──────── INPUT DATA
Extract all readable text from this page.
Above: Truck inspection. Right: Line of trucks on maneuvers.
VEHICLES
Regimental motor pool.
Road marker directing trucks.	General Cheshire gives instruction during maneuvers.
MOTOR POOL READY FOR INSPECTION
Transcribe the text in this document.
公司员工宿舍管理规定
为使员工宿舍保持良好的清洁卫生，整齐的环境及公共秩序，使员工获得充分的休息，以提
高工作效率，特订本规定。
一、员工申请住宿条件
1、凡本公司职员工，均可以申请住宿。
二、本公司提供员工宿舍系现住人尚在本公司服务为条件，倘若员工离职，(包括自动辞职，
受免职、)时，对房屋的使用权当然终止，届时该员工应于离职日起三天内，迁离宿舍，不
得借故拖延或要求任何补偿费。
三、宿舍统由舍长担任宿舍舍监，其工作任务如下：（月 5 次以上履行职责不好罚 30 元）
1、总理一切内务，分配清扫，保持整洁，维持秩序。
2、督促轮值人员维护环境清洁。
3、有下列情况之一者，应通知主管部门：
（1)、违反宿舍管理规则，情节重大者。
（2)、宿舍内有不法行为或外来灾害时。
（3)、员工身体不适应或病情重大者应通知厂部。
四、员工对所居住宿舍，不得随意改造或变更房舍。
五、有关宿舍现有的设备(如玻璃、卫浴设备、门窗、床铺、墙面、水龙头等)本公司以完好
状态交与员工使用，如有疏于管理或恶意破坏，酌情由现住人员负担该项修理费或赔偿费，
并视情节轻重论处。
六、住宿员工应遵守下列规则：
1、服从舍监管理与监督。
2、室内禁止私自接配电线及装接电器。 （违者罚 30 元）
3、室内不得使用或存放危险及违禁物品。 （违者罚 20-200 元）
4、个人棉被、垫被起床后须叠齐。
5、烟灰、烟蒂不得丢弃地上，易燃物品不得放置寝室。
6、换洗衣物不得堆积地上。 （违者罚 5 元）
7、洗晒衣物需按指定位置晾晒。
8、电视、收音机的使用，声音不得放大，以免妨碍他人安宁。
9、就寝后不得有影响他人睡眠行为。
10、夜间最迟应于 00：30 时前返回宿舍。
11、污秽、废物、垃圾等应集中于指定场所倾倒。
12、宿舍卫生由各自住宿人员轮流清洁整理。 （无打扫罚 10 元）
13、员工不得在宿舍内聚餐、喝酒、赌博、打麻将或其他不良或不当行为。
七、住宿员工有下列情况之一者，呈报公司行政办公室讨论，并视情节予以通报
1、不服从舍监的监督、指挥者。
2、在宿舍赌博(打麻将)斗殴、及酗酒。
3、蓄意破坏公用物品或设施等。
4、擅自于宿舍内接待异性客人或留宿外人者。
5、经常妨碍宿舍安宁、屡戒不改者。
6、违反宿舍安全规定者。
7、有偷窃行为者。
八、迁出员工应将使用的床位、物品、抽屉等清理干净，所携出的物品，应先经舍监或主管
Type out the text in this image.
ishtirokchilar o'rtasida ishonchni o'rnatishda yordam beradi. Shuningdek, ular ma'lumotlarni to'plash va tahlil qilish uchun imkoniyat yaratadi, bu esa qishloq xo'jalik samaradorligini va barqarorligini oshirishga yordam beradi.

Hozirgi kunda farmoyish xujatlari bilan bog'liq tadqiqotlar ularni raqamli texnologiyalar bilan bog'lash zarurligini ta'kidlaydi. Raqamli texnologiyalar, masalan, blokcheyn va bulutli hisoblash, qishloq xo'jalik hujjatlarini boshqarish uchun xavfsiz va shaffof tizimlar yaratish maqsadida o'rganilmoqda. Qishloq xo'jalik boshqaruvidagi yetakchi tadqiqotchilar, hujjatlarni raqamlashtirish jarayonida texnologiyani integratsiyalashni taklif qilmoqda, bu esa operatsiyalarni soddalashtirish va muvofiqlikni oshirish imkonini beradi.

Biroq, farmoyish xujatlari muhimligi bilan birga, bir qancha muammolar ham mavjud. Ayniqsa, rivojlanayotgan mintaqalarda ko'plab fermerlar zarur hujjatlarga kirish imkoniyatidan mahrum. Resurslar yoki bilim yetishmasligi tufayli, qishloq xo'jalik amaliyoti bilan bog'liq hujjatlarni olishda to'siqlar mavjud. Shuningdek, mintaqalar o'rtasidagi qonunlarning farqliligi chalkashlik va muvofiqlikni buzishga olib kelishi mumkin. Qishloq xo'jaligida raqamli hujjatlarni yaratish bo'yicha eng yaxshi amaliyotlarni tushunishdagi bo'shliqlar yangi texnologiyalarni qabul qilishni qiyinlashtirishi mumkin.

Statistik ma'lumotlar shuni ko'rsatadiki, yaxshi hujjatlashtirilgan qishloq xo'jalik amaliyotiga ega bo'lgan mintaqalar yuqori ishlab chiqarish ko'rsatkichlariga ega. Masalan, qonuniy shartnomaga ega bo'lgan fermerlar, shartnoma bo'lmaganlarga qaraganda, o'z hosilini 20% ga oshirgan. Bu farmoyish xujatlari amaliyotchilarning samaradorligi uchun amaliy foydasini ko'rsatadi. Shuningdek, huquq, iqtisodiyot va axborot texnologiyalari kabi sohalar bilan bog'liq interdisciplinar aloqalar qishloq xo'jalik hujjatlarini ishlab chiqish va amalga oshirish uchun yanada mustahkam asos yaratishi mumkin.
────────────────
Locate all lines in the listing above with the word "this" and copy them.

Extract all readable text from this page.
Transcribe the text in this document.
Type out the text in this image.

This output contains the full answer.